* **What is asked**: Tally the lines holding the word "name" and state the count by itself.

* **Records from a data collection**:

^^^^^^^^

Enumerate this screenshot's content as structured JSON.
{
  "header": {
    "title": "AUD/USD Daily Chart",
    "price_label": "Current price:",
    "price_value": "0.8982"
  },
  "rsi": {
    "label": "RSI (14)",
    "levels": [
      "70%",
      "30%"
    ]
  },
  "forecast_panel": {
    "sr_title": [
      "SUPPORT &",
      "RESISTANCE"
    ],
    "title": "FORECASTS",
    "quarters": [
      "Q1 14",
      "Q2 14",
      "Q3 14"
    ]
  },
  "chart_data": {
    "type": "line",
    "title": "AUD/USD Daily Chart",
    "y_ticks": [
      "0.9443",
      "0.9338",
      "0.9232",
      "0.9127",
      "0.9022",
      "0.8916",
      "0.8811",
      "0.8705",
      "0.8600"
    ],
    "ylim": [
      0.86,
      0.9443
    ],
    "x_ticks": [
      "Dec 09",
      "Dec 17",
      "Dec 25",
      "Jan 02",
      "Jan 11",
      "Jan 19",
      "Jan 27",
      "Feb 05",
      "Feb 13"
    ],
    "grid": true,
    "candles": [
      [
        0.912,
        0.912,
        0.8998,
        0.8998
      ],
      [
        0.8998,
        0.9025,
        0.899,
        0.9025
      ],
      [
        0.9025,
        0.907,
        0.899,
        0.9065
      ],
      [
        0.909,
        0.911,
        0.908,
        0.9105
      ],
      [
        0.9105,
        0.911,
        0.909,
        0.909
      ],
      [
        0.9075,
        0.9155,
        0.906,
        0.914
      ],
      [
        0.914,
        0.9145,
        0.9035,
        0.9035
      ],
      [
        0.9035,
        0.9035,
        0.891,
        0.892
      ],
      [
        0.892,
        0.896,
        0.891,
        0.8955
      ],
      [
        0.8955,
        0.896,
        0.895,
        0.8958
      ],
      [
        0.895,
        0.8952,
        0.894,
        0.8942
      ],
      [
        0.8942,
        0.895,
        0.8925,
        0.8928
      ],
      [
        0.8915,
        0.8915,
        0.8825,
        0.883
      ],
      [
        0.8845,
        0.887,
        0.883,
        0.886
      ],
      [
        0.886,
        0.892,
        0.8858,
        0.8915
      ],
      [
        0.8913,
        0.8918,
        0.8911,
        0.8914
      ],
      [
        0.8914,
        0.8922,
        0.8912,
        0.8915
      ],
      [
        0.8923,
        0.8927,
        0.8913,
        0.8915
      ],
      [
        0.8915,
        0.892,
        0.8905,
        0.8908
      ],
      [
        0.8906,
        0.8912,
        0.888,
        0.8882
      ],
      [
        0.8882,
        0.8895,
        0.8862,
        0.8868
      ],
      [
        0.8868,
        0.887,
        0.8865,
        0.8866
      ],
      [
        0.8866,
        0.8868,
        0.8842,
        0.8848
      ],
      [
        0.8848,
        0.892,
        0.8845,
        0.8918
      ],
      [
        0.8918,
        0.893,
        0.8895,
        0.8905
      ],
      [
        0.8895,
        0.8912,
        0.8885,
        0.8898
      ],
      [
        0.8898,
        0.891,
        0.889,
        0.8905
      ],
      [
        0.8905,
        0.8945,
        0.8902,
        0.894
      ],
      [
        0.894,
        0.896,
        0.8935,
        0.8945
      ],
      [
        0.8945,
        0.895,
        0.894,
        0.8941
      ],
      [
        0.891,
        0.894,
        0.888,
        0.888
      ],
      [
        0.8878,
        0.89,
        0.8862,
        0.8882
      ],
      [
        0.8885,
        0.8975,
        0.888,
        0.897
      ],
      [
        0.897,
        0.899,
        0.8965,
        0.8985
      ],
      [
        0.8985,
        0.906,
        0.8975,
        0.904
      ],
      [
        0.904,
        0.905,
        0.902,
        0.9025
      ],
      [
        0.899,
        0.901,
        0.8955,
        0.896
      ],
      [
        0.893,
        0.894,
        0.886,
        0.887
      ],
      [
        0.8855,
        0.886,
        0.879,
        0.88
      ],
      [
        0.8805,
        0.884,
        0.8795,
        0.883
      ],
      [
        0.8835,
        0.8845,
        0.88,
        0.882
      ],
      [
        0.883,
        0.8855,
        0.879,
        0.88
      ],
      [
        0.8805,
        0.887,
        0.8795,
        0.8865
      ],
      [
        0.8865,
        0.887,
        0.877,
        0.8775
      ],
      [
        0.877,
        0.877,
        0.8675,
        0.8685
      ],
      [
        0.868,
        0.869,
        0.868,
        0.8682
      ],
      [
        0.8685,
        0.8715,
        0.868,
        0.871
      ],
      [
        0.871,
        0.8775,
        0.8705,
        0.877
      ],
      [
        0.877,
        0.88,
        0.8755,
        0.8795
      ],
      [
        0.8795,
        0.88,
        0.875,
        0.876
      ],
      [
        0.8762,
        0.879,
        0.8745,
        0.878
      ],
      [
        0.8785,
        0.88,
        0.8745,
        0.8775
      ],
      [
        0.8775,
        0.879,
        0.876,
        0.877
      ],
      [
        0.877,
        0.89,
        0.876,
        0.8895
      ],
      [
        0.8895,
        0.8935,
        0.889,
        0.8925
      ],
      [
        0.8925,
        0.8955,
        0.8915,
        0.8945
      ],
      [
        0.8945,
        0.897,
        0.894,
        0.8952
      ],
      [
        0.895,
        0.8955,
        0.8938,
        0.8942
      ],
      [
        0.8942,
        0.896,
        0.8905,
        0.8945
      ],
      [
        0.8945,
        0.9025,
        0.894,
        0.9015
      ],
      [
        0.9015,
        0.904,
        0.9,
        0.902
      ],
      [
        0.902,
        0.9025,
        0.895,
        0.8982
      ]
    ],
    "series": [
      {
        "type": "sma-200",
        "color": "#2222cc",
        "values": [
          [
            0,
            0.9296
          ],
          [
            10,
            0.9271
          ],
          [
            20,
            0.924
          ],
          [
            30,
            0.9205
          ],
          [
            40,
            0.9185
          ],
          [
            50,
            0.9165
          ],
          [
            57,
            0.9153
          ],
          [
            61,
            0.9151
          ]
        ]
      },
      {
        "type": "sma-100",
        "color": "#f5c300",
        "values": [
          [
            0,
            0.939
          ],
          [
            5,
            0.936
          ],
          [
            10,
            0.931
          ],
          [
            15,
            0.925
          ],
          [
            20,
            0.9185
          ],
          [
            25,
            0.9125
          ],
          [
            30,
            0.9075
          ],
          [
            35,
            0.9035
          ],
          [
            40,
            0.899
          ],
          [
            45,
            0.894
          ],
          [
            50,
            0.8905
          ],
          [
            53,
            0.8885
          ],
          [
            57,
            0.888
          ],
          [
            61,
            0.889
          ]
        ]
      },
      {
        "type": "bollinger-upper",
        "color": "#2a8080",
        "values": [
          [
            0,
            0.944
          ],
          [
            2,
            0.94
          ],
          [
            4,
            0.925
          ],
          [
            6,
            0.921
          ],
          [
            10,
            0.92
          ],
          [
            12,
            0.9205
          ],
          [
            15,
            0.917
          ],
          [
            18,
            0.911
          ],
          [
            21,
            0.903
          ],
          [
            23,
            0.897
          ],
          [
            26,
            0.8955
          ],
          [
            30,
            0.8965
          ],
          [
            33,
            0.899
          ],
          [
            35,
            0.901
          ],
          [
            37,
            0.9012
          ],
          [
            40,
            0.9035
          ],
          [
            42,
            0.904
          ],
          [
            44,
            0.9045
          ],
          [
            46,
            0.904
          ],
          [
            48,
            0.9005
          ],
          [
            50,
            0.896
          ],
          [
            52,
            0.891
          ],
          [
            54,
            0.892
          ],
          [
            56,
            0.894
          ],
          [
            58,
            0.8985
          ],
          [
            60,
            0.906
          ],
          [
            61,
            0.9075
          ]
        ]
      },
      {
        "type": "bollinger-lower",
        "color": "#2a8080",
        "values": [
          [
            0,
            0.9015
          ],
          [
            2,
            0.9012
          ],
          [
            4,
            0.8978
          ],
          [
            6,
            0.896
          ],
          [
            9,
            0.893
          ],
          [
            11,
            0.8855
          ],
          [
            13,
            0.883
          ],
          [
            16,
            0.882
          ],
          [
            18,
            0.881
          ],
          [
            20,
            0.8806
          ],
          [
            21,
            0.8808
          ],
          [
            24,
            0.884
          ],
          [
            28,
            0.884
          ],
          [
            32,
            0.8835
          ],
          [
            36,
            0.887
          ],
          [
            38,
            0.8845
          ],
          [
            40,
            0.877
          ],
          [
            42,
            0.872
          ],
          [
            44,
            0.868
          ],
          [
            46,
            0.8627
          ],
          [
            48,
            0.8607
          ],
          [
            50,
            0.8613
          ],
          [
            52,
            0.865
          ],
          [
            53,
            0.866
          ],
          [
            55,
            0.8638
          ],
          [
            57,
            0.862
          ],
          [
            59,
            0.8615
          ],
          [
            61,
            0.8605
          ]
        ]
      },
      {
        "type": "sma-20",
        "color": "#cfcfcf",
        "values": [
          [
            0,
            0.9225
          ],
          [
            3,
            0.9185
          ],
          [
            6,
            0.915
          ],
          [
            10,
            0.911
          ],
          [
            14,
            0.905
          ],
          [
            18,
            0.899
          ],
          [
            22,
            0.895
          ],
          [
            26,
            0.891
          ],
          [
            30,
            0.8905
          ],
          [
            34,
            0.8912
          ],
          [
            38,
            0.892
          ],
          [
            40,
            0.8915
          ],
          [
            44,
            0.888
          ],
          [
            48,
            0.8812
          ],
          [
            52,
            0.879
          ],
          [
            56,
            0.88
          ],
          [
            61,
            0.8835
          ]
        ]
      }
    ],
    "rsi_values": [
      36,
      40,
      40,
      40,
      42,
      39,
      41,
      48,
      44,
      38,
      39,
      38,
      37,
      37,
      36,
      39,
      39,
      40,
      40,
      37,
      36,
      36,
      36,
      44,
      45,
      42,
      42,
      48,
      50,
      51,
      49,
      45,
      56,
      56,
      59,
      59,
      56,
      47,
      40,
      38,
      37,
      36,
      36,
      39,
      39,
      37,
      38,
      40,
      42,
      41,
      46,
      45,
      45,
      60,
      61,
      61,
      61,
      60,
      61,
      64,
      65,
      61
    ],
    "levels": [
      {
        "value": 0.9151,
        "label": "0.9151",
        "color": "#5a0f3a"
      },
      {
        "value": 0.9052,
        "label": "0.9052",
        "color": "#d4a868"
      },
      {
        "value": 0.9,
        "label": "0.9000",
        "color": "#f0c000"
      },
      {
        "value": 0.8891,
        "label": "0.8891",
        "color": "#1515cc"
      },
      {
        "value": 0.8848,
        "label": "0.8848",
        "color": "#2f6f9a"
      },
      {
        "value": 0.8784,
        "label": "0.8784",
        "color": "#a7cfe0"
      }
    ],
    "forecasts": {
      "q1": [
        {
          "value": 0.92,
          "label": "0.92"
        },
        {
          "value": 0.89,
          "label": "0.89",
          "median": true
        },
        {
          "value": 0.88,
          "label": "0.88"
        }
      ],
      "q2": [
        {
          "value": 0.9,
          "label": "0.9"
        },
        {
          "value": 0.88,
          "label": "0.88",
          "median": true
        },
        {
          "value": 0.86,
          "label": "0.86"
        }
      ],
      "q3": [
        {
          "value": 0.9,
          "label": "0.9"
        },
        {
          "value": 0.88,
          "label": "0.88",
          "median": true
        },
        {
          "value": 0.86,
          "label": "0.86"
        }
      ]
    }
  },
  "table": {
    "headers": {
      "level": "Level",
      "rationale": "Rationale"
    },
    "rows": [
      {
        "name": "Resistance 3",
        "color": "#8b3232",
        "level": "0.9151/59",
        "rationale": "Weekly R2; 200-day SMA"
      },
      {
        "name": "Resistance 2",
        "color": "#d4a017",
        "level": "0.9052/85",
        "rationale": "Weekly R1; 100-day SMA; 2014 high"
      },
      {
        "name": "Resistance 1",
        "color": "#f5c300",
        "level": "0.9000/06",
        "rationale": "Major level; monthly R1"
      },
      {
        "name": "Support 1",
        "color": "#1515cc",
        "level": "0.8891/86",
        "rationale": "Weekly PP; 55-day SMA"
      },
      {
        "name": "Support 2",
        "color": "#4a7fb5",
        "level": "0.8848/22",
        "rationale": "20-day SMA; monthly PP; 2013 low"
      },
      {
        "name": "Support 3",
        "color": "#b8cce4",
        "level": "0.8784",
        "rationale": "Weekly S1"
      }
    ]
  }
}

^^^^^^^^

* **Output for this exercise**: 6